■ **AIM**: Go through the material below and report how many lines contain "name". Give only the number.

■ **RECORD SET**:

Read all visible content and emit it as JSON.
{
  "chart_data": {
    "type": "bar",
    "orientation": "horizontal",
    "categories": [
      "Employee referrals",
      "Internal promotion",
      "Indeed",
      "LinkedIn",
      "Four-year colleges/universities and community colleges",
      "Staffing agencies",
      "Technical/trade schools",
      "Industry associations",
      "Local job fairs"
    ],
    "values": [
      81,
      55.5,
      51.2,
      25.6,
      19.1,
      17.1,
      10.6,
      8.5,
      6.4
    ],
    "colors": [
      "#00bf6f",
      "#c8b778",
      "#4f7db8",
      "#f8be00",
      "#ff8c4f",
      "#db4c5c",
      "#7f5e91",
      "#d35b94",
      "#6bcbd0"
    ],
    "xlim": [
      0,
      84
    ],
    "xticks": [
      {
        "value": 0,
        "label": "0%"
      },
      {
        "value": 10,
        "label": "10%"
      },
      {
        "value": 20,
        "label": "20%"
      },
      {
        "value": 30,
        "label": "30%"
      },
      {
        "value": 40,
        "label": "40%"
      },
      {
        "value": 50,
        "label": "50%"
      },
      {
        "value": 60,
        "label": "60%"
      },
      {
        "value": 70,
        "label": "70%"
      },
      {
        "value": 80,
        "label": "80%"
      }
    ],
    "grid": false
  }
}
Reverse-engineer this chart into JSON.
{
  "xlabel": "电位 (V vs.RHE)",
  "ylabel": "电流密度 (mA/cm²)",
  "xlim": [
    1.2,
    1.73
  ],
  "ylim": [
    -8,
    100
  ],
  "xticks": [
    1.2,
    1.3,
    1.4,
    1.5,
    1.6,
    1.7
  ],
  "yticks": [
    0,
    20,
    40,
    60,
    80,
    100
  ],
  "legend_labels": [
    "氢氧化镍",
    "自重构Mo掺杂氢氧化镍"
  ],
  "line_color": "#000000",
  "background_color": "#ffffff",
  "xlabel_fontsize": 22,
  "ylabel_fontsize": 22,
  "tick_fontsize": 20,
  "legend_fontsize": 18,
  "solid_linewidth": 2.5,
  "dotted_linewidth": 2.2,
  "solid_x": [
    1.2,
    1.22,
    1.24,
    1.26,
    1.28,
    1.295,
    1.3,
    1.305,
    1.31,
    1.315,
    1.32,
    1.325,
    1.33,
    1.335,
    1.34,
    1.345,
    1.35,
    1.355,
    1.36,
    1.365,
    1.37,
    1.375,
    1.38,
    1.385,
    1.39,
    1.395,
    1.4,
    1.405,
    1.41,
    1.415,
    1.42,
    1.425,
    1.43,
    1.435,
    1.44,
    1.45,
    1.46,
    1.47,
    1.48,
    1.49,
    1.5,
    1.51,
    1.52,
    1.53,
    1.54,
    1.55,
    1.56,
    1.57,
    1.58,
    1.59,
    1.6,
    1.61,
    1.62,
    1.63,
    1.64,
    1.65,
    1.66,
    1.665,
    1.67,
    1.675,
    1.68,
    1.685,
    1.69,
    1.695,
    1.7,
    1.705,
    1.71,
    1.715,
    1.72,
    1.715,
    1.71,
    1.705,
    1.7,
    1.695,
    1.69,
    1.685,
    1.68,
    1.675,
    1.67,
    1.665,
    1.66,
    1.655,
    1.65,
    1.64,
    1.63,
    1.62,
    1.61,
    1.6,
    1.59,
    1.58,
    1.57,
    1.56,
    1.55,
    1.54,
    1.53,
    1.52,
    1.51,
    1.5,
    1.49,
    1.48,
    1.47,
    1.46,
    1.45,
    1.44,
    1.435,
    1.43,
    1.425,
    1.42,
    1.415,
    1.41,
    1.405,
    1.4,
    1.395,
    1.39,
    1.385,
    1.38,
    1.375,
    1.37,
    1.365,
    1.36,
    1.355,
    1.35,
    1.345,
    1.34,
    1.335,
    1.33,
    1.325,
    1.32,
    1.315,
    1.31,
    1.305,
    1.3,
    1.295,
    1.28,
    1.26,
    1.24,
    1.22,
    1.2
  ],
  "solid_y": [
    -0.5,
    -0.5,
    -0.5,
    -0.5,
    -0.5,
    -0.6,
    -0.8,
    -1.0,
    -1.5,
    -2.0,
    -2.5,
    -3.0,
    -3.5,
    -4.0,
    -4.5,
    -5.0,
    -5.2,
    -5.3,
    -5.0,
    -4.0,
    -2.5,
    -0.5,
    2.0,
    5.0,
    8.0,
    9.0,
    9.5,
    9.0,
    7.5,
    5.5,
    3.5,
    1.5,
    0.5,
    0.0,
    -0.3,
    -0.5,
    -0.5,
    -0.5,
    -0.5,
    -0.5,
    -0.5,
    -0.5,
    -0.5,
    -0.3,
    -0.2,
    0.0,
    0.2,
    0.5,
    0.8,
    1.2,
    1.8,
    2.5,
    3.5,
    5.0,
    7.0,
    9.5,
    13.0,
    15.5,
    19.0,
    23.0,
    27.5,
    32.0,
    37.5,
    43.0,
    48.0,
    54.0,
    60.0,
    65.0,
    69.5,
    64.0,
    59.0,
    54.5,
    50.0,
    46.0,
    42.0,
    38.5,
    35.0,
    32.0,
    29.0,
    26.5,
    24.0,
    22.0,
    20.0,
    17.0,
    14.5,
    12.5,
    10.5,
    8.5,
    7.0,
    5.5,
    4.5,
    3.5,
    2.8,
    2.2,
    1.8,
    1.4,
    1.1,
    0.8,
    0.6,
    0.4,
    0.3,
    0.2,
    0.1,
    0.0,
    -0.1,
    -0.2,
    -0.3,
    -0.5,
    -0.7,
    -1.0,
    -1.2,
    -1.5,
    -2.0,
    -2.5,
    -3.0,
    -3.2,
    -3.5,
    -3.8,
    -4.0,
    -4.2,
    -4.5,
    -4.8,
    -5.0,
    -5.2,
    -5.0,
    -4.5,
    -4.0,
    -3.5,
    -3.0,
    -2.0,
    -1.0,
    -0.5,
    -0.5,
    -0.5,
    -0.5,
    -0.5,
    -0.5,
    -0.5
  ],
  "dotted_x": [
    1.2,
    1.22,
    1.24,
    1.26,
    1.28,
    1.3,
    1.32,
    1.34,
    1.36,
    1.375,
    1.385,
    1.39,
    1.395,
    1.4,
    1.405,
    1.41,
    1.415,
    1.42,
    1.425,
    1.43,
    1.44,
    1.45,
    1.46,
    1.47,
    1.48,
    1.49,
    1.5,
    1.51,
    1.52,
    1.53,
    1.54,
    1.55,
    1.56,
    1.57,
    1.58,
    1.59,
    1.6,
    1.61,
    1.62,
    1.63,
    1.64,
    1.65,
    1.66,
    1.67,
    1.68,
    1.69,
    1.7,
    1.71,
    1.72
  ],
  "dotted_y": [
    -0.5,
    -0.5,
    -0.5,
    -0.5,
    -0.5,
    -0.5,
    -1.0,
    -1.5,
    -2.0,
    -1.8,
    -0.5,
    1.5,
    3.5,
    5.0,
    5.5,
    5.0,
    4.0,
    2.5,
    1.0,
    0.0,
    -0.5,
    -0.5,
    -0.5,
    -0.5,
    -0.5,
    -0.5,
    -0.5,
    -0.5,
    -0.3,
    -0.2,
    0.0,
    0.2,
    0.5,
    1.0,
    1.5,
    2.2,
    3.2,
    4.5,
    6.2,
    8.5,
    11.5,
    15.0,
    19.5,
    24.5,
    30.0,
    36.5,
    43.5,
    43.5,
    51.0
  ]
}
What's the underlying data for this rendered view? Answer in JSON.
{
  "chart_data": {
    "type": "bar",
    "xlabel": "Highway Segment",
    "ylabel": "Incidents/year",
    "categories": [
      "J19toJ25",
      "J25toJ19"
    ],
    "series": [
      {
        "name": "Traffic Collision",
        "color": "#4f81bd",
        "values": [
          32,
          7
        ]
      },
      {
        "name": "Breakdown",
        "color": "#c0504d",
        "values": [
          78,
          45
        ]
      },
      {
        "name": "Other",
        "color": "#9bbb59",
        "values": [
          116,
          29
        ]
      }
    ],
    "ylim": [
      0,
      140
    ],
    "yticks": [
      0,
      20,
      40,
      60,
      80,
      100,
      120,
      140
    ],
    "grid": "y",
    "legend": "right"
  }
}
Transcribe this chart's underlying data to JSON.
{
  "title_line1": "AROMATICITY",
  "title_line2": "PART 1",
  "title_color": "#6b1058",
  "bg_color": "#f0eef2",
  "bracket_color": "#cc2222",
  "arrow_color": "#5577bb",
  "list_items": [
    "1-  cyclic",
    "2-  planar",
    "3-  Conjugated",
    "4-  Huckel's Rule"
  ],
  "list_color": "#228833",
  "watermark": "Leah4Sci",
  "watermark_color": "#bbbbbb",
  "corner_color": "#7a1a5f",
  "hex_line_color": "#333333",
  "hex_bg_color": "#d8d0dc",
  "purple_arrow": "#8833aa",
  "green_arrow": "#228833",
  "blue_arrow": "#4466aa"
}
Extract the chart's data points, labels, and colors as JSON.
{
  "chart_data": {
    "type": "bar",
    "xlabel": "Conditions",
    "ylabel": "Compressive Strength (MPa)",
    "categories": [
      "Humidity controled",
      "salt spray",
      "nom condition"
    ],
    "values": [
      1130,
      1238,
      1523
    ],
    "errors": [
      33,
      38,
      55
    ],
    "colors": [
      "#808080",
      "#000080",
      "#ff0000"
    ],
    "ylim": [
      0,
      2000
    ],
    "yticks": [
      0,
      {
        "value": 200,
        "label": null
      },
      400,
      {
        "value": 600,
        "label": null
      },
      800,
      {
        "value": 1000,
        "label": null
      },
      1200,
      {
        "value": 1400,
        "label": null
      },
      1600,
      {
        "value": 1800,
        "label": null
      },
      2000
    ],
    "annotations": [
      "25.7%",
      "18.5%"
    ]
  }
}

■ **RESULT OF THIS EXERCISE**: 3